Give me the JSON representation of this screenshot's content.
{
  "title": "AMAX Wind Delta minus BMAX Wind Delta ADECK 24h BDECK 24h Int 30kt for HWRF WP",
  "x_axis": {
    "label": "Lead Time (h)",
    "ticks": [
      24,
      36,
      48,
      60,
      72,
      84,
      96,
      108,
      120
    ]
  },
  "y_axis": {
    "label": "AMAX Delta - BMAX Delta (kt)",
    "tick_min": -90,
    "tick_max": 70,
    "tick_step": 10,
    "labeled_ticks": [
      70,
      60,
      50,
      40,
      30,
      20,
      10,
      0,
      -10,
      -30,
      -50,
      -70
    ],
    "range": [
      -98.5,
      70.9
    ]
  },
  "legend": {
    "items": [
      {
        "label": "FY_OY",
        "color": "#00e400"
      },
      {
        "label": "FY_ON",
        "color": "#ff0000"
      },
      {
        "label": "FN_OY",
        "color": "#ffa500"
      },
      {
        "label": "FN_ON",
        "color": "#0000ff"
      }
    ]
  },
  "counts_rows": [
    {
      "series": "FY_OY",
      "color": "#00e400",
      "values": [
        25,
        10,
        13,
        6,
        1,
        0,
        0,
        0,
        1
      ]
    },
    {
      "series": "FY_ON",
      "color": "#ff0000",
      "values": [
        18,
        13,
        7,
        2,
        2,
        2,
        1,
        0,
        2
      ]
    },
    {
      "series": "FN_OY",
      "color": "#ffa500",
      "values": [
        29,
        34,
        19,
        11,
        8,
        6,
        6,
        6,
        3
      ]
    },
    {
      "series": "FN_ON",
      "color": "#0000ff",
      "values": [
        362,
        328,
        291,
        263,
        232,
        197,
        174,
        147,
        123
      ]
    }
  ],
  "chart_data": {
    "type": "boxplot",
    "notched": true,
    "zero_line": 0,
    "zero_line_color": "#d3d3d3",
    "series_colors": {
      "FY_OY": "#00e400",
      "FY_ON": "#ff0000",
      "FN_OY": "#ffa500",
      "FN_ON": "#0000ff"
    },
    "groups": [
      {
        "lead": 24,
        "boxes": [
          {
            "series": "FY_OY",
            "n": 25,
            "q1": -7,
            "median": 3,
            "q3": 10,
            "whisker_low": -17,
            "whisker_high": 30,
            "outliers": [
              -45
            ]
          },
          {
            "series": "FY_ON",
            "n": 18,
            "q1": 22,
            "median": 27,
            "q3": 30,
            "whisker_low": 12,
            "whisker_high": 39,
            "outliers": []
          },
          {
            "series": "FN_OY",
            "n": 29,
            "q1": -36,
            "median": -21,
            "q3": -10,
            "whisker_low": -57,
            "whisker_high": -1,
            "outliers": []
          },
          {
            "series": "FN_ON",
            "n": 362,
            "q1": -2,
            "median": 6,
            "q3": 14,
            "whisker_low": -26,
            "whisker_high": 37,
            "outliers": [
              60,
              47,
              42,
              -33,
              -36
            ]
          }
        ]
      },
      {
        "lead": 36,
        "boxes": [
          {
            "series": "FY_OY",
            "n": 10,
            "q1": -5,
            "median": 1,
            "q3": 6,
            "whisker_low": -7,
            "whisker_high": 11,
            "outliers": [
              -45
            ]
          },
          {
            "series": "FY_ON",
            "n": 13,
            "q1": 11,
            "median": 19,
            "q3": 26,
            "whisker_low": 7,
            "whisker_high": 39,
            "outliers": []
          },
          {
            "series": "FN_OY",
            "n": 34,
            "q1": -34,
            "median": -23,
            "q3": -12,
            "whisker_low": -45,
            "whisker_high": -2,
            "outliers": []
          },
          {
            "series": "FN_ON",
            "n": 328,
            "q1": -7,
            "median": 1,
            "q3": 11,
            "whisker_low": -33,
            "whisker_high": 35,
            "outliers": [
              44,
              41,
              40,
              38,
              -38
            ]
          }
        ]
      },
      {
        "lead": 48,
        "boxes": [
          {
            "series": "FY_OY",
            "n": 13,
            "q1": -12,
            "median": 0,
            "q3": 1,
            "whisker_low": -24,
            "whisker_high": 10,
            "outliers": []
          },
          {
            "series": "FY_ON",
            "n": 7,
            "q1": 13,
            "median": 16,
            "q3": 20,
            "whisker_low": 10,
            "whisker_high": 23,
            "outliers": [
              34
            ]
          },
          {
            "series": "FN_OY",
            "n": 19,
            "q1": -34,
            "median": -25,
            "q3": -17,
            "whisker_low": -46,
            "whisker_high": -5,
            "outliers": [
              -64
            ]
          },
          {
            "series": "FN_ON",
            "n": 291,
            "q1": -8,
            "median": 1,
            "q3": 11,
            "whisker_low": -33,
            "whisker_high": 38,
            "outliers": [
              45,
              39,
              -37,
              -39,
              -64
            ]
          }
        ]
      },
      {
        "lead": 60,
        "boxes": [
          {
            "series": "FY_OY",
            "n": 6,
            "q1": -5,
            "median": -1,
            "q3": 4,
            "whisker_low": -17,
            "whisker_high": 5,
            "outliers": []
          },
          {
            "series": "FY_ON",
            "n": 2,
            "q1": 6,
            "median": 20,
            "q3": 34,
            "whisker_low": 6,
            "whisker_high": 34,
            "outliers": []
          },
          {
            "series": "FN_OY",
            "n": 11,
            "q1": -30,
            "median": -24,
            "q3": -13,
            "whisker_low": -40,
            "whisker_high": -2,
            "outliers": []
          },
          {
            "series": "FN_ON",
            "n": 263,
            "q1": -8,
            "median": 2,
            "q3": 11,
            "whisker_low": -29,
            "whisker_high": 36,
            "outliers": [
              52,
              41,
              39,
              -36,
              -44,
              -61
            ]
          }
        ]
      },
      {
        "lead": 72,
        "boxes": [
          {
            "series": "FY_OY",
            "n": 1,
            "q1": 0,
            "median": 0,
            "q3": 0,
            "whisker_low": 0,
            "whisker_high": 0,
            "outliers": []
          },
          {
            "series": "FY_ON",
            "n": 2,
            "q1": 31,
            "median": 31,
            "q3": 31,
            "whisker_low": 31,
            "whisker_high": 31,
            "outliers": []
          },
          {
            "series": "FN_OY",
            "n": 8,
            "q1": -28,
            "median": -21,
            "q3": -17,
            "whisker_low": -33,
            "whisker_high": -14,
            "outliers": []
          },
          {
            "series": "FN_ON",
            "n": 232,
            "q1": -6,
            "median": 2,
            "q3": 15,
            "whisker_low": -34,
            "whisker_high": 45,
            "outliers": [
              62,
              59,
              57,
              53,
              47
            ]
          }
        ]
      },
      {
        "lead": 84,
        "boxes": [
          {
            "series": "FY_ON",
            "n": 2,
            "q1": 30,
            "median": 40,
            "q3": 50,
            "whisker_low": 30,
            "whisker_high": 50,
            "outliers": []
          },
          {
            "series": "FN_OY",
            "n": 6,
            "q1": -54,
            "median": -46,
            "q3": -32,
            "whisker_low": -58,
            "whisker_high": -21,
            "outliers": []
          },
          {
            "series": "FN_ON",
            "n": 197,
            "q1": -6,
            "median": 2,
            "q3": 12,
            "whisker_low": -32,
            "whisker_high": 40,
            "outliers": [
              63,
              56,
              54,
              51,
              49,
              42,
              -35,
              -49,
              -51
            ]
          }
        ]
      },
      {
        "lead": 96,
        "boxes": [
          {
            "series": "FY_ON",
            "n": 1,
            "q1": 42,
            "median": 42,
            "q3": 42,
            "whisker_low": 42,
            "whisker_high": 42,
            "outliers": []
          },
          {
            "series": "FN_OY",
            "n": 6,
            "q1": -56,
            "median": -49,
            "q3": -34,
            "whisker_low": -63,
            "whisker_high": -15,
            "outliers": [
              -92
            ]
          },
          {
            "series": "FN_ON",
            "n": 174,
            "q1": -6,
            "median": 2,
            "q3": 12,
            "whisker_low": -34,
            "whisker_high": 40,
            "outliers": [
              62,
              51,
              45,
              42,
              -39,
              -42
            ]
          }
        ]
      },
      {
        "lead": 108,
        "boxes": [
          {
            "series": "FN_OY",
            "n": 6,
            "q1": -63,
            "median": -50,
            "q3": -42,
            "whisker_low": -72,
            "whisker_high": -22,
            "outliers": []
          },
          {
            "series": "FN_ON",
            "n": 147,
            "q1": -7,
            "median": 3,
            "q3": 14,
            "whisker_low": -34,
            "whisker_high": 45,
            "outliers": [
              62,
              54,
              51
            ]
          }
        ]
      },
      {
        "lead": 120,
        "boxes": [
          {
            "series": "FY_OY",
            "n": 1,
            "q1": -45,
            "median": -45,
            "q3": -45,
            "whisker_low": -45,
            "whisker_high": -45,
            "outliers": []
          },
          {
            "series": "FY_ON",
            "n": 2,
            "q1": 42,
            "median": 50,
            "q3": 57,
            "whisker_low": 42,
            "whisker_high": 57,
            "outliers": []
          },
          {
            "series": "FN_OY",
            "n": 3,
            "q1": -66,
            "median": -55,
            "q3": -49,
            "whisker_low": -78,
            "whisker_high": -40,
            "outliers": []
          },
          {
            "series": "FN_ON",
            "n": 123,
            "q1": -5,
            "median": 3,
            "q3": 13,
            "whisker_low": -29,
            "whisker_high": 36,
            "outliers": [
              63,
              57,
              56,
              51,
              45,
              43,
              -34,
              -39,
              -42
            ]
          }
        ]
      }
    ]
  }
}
+===+
(The request):
Look through the entries above. Extract each line with the word "BMAX".

(Answer for this exercise):
  "title": "AMAX Wind Delta minus BMAX Wind Delta ADECK 24h BDECK 24h Int 30kt for HWRF WP",
    "label": "AMAX Delta - BMAX Delta (kt)",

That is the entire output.